REQUIREMENTS: Note each line where "проблемы" appears, and copy it.

RAW DATA:
++++++++++++++++++++

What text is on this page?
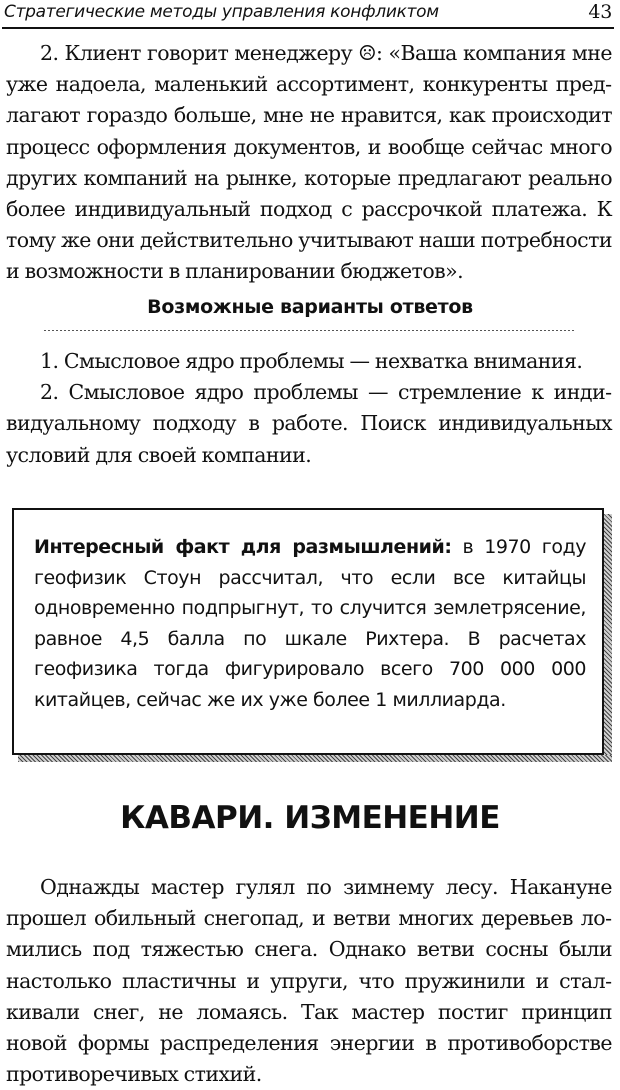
Стратегические методы управления конфликтом	43

2. Клиент говорит менеджеру ☹: «Ваша компания мне уже надоела, маленький ассортимент, конкуренты предлагают гораздо больше, мне не нравится, как происходит процесс оформления документов, и вообще сейчас много других компаний на рынке, которые предлагают реально более индивидуальный подход с рассрочкой платежа. К тому же они действительно учитывают наши потребности и возможности в планировании бюджетов».

Возможные варианты ответов

1. Смысловое ядро проблемы — нехватка внимания.

2. Смысловое ядро проблемы — стремление к индивидуальному подходу в работе. Поиск индивидуальных условий для своей компании.

Интересный факт для размышлений: в 1970 году геофизик Стоун рассчитал, что если все китайцы одновременно подпрыгнут, то случится землетрясение, равное 4,5 балла по шкале Рихтера. В расчетах геофизика тогда фигурировало всего 700 000 000 китайцев, сейчас же их уже более 1 миллиарда.

КАВАРИ. ИЗМЕНЕНИЕ

Однажды мастер гулял по зимнему лесу. Накануне прошел обильный снегопад, и ветви многих деревьев ломились под тяжестью снега. Однако ветви сосны были настолько пластичны и упруги, что пружинили и сталкивали снег, не ломаясь. Так мастер постиг принцип новой формы распределения энергии в противоборстве противоречивых стихий.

++++++++++++++++++++

PROBLEM SOLUTION:
1. Смысловое ядро проблемы — нехватка внимания.
2. Смысловое ядро проблемы — стремление к индивидуальному подходу в работе. Поиск индивидуальных условий для своей компании.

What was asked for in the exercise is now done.